SUPPLIED INFORMATION:
────────────────
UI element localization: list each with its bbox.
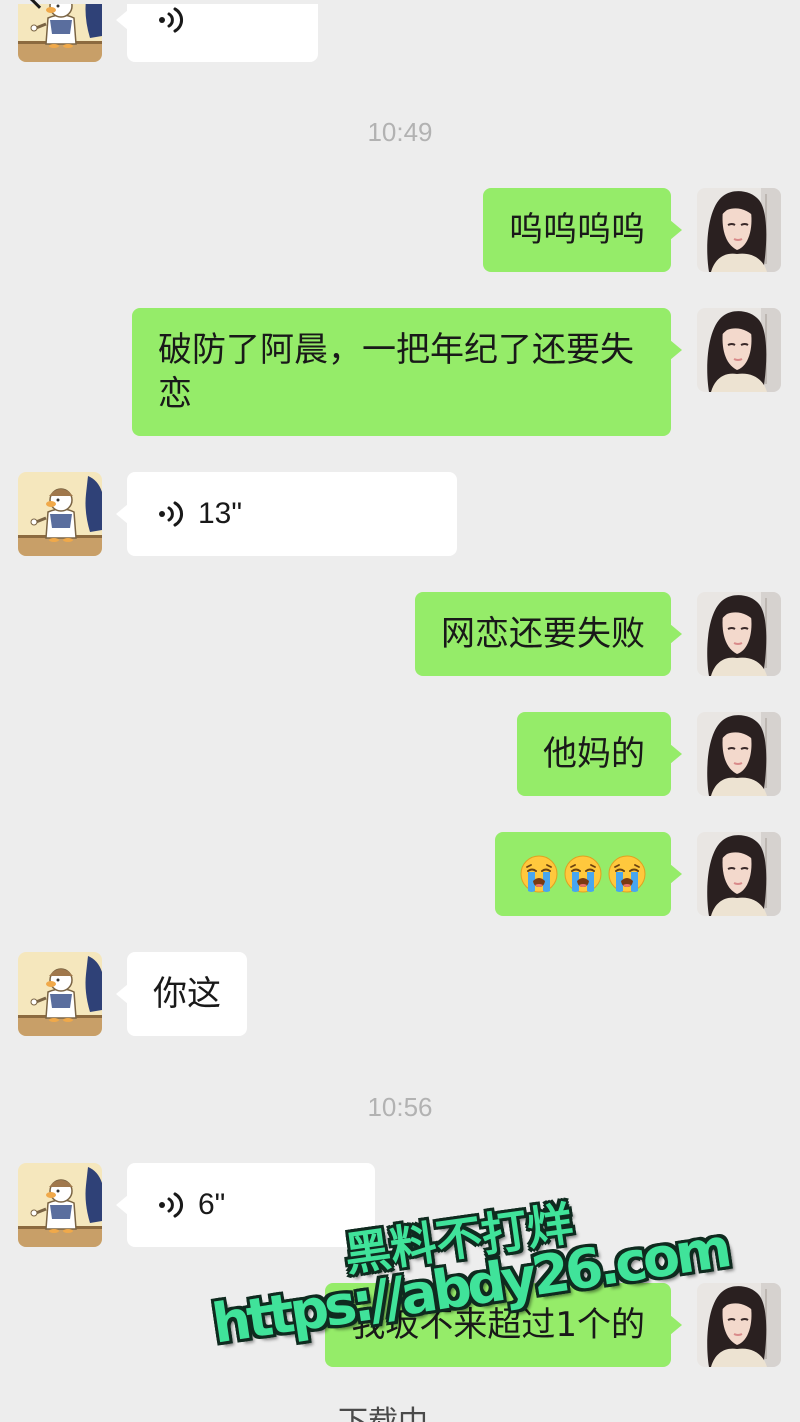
chat-header	[0, 0, 800, 9]
voice-wave-icon	[158, 5, 184, 35]
voice-wave-icon	[158, 499, 184, 529]
timestamp: 10:56	[367, 1092, 433, 1122]
girl-photo-avatar-icon	[697, 308, 781, 392]
girl-photo-avatar-icon	[697, 832, 781, 916]
voice-wave-icon	[158, 1190, 184, 1220]
loudly-crying-face-icon	[607, 854, 647, 894]
chat-screen: 10:49 呜呜呜呜 破防了阿晨，一把年纪了还要失恋 13" 网恋还要失败 他妈…	[0, 0, 800, 1422]
contact-avatar[interactable]	[18, 472, 102, 556]
message-row-outgoing: 破防了阿晨，一把年纪了还要失恋	[0, 308, 800, 436]
text-message-bubble[interactable]: 破防了阿晨，一把年纪了还要失恋	[132, 308, 682, 436]
timestamp: 10:49	[367, 117, 433, 147]
self-avatar[interactable]	[697, 188, 781, 272]
self-avatar[interactable]	[697, 1283, 781, 1367]
text-message-bubble[interactable]: 你这	[116, 952, 247, 1036]
voice-message-bubble[interactable]	[116, 0, 318, 62]
message-row-incoming: 13"	[0, 472, 800, 556]
voice-duration: 13"	[198, 497, 243, 530]
girl-photo-avatar-icon	[697, 1283, 781, 1367]
voice-message-bubble[interactable]: 13"	[116, 472, 457, 556]
self-avatar[interactable]	[697, 712, 781, 796]
contact-avatar[interactable]	[18, 1163, 102, 1247]
contact-avatar[interactable]	[18, 0, 102, 62]
emoji-message-bubble[interactable]	[495, 832, 682, 916]
message-row-outgoing: 他妈的	[0, 712, 800, 796]
self-avatar[interactable]	[697, 592, 781, 676]
self-avatar[interactable]	[697, 832, 781, 916]
girl-photo-avatar-icon	[697, 712, 781, 796]
message-row-outgoing: 呜呜呜呜	[0, 188, 800, 272]
duck-cartoon-avatar-icon	[18, 952, 102, 1036]
duck-cartoon-avatar-icon	[18, 1163, 102, 1247]
loudly-crying-face-icon	[519, 854, 559, 894]
duck-cartoon-avatar-icon	[18, 0, 102, 62]
girl-photo-avatar-icon	[697, 592, 781, 676]
voice-message-bubble[interactable]: 6"	[116, 1163, 375, 1247]
message-row-outgoing: 网恋还要失败	[0, 592, 800, 676]
contact-avatar[interactable]	[18, 952, 102, 1036]
text-message-bubble[interactable]: 他妈的	[517, 712, 682, 796]
duck-cartoon-avatar-icon	[18, 472, 102, 556]
message-row-incoming	[0, 0, 800, 62]
loudly-crying-face-icon	[563, 854, 603, 894]
text-message-bubble[interactable]: 呜呜呜呜	[483, 188, 682, 272]
message-row-incoming: 你这	[0, 952, 800, 1036]
download-status-text: 下载中	[338, 1403, 428, 1422]
message-row-outgoing	[0, 832, 800, 916]
self-avatar[interactable]	[697, 308, 781, 392]
voice-duration: 6"	[198, 1188, 226, 1221]
text-message-bubble[interactable]: 网恋还要失败	[415, 592, 682, 676]
girl-photo-avatar-icon	[697, 188, 781, 272]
────────────────
GIVEN PROBLEM: How many lines in the records contain the string "self", with case counting? Reply with the number alone.

RESPONSE TO THE TASK: 6